Exercise task ▸ Your task is to copy the listing exactly, with the pictures left out.

Record excerpts ▸
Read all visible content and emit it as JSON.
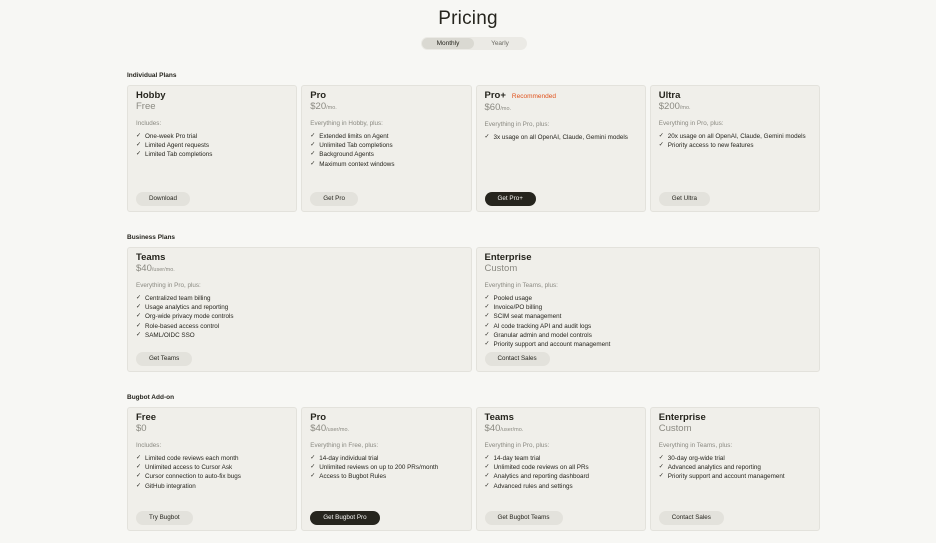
{
  "page": {
    "title": "Pricing",
    "toggle": {
      "monthly": "Monthly",
      "yearly": "Yearly"
    }
  },
  "individual": {
    "label": "Individual Plans",
    "plans": [
      {
        "name": "Hobby",
        "price": "Free",
        "unit": "",
        "intro": "Includes:",
        "features": [
          "One-week Pro trial",
          "Limited Agent requests",
          "Limited Tab completions"
        ],
        "button": "Download"
      },
      {
        "name": "Pro",
        "price": "$20",
        "unit": "/mo.",
        "intro": "Everything in Hobby, plus:",
        "features": [
          "Extended limits on Agent",
          "Unlimited Tab completions",
          "Background Agents",
          "Maximum context windows"
        ],
        "button": "Get Pro"
      },
      {
        "name": "Pro+",
        "badge": "Recommended",
        "price": "$60",
        "unit": "/mo.",
        "intro": "Everything in Pro, plus:",
        "features": [
          "3x usage on all OpenAI, Claude, Gemini models"
        ],
        "button": "Get Pro+"
      },
      {
        "name": "Ultra",
        "price": "$200",
        "unit": "/mo.",
        "intro": "Everything in Pro, plus:",
        "features": [
          "20x usage on all OpenAI, Claude, Gemini models",
          "Priority access to new features"
        ],
        "button": "Get Ultra"
      }
    ]
  },
  "business": {
    "label": "Business Plans",
    "plans": [
      {
        "name": "Teams",
        "price": "$40",
        "unit": "/user/mo.",
        "intro": "Everything in Pro, plus:",
        "features": [
          "Centralized team billing",
          "Usage analytics and reporting",
          "Org-wide privacy mode controls",
          "Role-based access control",
          "SAML/OIDC SSO"
        ],
        "button": "Get Teams"
      },
      {
        "name": "Enterprise",
        "price": "Custom",
        "unit": "",
        "intro": "Everything in Teams, plus:",
        "features": [
          "Pooled usage",
          "Invoice/PO billing",
          "SCIM seat management",
          "AI code tracking API and audit logs",
          "Granular admin and model controls",
          "Priority support and account management"
        ],
        "button": "Contact Sales"
      }
    ]
  },
  "bugbot": {
    "label": "Bugbot Add-on",
    "plans": [
      {
        "name": "Free",
        "price": "$0",
        "unit": "",
        "intro": "Includes:",
        "features": [
          "Limited code reviews each month",
          "Unlimited access to Cursor Ask",
          "Cursor connection to auto-fix bugs",
          "GitHub integration"
        ],
        "button": "Try Bugbot"
      },
      {
        "name": "Pro",
        "price": "$40",
        "unit": "/user/mo.",
        "intro": "Everything in Free, plus:",
        "features": [
          "14-day individual trial",
          "Unlimited reviews on up to 200 PRs/month",
          "Access to Bugbot Rules"
        ],
        "button": "Get Bugbot Pro"
      },
      {
        "name": "Teams",
        "price": "$40",
        "unit": "/user/mo.",
        "intro": "Everything in Pro, plus:",
        "features": [
          "14-day team trial",
          "Unlimited code reviews on all PRs",
          "Analytics and reporting dashboard",
          "Advanced rules and settings"
        ],
        "button": "Get Bugbot Teams"
      },
      {
        "name": "Enterprise",
        "price": "Custom",
        "unit": "",
        "intro": "Everything in Teams, plus:",
        "features": [
          "30-day org-wide trial",
          "Advanced analytics and reporting",
          "Priority support and account management"
        ],
        "button": "Contact Sales"
      }
    ]
  }
}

Result of the exercise ▸
Read all visible content and emit it as JSON.
{
  "page": {
    "title": "Pricing",
    "toggle": {
      "monthly": "Monthly",
      "yearly": "Yearly"
    }
  },
  "individual": {
    "label": "Individual Plans",
    "plans": [
      {
        "name": "Hobby",
        "price": "Free",
        "unit": "",
        "intro": "Includes:",
        "features": [
          "One-week Pro trial",
          "Limited Agent requests",
          "Limited Tab completions"
        ],
        "button": "Download"
      },
      {
        "name": "Pro",
        "price": "$20",
        "unit": "/mo.",
        "intro": "Everything in Hobby, plus:",
        "features": [
          "Extended limits on Agent",
          "Unlimited Tab completions",
          "Background Agents",
          "Maximum context windows"
        ],
        "button": "Get Pro"
      },
      {
        "name": "Pro+",
        "badge": "Recommended",
        "price": "$60",
        "unit": "/mo.",
        "intro": "Everything in Pro, plus:",
        "features": [
          "3x usage on all OpenAI, Claude, Gemini models"
        ],
        "button": "Get Pro+"
      },
      {
        "name": "Ultra",
        "price": "$200",
        "unit": "/mo.",
        "intro": "Everything in Pro, plus:",
        "features": [
          "20x usage on all OpenAI, Claude, Gemini models",
          "Priority access to new features"
        ],
        "button": "Get Ultra"
      }
    ]
  },
  "business": {
    "label": "Business Plans",
    "plans": [
      {
        "name": "Teams",
        "price": "$40",
        "unit": "/user/mo.",
        "intro": "Everything in Pro, plus:",
        "features": [
          "Centralized team billing",
          "Usage analytics and reporting",
          "Org-wide privacy mode controls",
          "Role-based access control",
          "SAML/OIDC SSO"
        ],
        "button": "Get Teams"
      },
      {
        "name": "Enterprise",
        "price": "Custom",
        "unit": "",
        "intro": "Everything in Teams, plus:",
        "features": [
          "Pooled usage",
          "Invoice/PO billing",
          "SCIM seat management",
          "AI code tracking API and audit logs",
          "Granular admin and model controls",
          "Priority support and account management"
        ],
        "button": "Contact Sales"
      }
    ]
  },
  "bugbot": {
    "label": "Bugbot Add-on",
    "plans": [
      {
        "name": "Free",
        "price": "$0",
        "unit": "",
        "intro": "Includes:",
        "features": [
          "Limited code reviews each month",
          "Unlimited access to Cursor Ask",
          "Cursor connection to auto-fix bugs",
          "GitHub integration"
        ],
        "button": "Try Bugbot"
      },
      {
        "name": "Pro",
        "price": "$40",
        "unit": "/user/mo.",
        "intro": "Everything in Free, plus:",
        "features": [
          "14-day individual trial",
          "Unlimited reviews on up to 200 PRs/month",
          "Access to Bugbot Rules"
        ],
        "button": "Get Bugbot Pro"
      },
      {
        "name": "Teams",
        "price": "$40",
        "unit": "/user/mo.",
        "intro": "Everything in Pro, plus:",
        "features": [
          "14-day team trial",
          "Unlimited code reviews on all PRs",
          "Analytics and reporting dashboard",
          "Advanced rules and settings"
        ],
        "button": "Get Bugbot Teams"
      },
      {
        "name": "Enterprise",
        "price": "Custom",
        "unit": "",
        "intro": "Everything in Teams, plus:",
        "features": [
          "30-day org-wide trial",
          "Advanced analytics and reporting",
          "Priority support and account management"
        ],
        "button": "Contact Sales"
      }
    ]
  }
}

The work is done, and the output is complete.